Excerpt:
Blocking prostanoid receptors switches on multiple immune responses and cascades of inflammatory signaling against larval stages in snail fever

Schistosomiasis, also known as snail fever or bilharziasis, is a worm infection caused by trematode called schistosomes that affects humans and animals worldwide. Schistosomiasis endemically exists in developing countries. Inflammatory responses elicited in the early phase of infection represent the rate limiting step for parasite migration and pathogenesis and could be a valuable target for therapeutic interventions. Prostaglandin E2 (PGE2) and interleukin (IL)-10 were found to be differentially affected in case of immune-modulation studies and cytokine analysis of hosts infected with either normal or radiation-attenuated parasite (RA) which switches off the development of an effective immune response against the migrating parasite in the early phase of schistosomiasis. Normal parasites induce predominantly a T helper 2 (Th2)-type cytokine response (IL-4 and IL-5) which is essential for parasite survival; here, we discuss in detail the downstream effects and cascades of inflammatory signaling of PGE2 and IL10 induced by normal parasites and the effect of blocking PGE2 receptors. We suggest that by selectively constraining the production of PGE2 during vaccination or therapy of susceptible persons or infected patients of schistosomiasis, this would boost IL-12 and reduce IL-10 production leading to a polarization toward the anti-worm Thl cytokine synthesis (IL-2 and Interferon (IFN)-γ).

Source data:
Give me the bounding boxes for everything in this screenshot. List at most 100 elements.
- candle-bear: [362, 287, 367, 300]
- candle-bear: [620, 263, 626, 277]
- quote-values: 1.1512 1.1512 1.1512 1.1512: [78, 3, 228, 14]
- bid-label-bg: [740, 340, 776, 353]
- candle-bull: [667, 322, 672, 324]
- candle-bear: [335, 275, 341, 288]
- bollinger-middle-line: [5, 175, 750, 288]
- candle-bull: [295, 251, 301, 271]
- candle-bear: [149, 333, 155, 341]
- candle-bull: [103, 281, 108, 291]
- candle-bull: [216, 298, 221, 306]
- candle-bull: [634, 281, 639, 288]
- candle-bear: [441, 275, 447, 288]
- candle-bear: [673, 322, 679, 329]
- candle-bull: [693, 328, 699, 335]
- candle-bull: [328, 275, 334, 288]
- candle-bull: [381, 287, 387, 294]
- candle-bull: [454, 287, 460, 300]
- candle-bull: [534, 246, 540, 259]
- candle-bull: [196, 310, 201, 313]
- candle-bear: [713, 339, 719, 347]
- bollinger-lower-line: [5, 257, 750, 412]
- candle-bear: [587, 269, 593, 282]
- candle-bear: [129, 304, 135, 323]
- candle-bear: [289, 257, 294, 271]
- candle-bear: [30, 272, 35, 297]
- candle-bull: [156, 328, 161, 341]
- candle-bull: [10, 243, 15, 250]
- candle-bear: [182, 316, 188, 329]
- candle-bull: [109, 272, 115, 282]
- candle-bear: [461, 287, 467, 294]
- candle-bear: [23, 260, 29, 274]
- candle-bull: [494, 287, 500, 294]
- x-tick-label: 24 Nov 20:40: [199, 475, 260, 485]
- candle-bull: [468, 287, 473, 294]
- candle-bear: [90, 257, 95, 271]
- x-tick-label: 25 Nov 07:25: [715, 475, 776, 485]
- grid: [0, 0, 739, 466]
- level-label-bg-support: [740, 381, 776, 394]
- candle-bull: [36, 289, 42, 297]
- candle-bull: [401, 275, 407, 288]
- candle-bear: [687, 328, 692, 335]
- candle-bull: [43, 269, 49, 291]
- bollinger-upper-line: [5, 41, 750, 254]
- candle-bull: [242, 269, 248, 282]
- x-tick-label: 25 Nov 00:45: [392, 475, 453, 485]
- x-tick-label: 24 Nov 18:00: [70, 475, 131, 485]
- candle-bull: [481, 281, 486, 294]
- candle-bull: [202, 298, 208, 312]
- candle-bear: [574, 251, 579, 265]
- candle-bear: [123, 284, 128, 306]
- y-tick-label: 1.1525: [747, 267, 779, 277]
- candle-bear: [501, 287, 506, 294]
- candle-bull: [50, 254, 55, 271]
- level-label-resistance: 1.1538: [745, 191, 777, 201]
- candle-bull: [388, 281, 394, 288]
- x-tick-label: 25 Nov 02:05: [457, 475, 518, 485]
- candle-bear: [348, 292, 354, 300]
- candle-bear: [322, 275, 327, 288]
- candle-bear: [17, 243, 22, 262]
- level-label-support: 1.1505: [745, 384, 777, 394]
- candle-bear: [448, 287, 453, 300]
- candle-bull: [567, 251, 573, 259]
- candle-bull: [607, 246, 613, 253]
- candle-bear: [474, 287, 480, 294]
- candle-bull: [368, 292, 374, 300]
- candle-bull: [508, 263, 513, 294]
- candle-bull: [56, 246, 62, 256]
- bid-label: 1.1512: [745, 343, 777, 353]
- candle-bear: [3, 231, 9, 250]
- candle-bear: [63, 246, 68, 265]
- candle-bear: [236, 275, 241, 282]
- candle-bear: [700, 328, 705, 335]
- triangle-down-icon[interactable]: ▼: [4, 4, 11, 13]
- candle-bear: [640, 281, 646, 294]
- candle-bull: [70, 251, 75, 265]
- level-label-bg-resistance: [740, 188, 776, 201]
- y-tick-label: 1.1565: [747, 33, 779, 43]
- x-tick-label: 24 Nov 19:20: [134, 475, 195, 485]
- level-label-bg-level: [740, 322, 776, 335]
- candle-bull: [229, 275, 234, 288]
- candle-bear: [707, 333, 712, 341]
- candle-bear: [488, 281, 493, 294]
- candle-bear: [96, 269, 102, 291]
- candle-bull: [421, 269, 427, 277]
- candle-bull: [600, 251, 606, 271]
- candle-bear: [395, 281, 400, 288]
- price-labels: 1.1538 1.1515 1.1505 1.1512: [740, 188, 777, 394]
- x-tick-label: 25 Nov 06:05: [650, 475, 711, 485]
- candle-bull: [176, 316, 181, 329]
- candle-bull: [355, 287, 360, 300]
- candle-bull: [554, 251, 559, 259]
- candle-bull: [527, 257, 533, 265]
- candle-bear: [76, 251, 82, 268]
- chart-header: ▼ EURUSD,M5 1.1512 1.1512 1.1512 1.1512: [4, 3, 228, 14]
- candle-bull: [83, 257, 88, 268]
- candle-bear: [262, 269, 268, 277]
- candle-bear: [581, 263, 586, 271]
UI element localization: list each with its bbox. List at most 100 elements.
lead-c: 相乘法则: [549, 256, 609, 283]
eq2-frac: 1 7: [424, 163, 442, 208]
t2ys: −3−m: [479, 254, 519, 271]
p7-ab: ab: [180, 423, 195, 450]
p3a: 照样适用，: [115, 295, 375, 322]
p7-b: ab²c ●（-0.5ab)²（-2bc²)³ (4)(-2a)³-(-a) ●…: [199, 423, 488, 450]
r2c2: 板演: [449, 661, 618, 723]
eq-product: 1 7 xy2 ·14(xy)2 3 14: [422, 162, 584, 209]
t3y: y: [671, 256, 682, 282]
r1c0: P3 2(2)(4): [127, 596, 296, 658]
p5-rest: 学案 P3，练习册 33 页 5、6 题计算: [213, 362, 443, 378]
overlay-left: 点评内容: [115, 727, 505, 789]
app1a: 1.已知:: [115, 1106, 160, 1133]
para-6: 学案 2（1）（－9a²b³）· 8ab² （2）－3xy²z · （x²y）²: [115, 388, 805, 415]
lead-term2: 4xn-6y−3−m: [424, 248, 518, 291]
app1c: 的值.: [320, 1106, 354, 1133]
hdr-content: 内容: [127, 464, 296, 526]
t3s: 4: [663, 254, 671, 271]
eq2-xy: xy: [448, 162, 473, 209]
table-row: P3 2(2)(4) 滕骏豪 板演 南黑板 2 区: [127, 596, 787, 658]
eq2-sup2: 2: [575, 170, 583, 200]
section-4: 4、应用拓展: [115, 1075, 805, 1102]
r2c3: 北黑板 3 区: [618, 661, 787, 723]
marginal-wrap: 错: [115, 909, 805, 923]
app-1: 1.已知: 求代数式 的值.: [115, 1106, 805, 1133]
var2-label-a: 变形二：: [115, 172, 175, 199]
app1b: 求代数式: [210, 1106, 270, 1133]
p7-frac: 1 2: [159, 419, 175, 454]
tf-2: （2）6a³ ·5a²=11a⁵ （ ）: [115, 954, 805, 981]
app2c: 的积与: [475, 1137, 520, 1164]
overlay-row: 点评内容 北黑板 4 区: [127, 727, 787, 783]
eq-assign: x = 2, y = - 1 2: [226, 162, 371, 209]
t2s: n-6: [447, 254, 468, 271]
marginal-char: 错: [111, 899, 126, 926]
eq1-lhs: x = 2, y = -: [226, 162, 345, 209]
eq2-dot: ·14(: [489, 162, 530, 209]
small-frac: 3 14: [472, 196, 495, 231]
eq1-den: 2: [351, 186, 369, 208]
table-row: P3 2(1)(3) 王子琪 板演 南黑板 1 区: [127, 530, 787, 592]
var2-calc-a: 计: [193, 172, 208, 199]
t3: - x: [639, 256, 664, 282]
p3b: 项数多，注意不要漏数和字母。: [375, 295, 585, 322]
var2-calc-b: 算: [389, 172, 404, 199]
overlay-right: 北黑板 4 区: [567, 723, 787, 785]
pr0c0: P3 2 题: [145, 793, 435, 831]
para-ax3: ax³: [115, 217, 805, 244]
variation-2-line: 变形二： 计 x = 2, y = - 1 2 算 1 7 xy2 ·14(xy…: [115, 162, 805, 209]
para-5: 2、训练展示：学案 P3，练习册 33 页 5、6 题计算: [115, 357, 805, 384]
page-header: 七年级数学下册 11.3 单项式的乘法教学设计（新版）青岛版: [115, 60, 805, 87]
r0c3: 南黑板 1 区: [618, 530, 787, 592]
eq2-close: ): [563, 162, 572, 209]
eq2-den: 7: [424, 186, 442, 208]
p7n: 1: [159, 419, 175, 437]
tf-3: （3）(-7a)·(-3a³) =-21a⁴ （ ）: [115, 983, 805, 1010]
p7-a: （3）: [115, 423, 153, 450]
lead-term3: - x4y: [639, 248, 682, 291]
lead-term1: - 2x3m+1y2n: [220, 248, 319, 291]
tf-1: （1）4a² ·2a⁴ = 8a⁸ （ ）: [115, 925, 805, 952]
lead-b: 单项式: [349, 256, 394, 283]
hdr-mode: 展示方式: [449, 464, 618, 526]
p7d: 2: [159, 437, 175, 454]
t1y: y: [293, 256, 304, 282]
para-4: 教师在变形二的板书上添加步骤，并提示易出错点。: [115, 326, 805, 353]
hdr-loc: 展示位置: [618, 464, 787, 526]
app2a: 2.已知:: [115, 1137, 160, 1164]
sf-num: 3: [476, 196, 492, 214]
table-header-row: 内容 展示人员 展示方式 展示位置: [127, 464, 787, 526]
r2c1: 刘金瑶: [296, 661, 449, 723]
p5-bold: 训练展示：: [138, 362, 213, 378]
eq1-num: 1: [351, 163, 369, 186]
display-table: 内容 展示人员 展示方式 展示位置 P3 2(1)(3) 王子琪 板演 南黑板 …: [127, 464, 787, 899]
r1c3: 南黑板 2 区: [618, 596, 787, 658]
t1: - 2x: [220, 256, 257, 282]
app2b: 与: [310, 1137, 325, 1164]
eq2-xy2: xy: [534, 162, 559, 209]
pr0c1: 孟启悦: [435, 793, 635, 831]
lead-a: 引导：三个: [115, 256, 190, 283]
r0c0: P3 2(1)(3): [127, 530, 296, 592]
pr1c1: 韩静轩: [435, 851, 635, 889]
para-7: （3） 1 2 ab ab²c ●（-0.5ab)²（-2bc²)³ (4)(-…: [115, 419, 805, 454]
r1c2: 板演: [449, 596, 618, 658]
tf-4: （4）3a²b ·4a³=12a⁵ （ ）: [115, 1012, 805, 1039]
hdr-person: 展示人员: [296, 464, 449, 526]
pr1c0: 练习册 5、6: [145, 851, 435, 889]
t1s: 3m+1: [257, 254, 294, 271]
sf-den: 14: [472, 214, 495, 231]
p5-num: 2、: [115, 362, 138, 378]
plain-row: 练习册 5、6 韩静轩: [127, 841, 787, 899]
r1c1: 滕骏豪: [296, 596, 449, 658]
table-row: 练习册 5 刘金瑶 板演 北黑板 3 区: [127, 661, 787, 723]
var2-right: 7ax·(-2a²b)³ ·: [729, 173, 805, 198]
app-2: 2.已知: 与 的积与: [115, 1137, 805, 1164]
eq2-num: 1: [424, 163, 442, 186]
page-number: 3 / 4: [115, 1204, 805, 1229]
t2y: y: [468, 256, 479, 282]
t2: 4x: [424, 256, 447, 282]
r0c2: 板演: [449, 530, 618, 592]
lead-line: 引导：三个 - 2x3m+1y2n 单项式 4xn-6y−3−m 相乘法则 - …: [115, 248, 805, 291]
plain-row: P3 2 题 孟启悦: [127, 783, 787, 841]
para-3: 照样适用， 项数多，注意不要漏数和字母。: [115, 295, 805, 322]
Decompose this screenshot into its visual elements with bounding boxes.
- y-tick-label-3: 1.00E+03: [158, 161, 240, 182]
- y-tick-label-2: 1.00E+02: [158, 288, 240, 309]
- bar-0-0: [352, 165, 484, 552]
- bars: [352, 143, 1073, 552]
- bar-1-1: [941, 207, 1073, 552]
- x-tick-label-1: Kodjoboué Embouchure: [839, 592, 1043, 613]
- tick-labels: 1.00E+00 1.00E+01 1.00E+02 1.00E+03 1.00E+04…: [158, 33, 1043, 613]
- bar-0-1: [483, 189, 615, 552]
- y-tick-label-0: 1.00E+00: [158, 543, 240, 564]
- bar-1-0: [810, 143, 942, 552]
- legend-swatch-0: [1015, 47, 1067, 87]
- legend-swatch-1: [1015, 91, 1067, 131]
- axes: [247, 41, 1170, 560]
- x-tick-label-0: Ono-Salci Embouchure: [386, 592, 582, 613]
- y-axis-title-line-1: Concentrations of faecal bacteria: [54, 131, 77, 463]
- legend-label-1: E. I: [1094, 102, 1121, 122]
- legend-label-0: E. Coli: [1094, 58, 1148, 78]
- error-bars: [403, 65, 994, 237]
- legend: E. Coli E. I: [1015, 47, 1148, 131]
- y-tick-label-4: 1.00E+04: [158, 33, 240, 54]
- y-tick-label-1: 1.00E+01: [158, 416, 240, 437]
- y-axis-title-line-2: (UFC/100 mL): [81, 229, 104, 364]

Your task: List every interleukin named in the snail fever text, each once, using the text's abbreviation.

Answer to this task: IL-10, IL-4, IL-5, IL-12, IL-2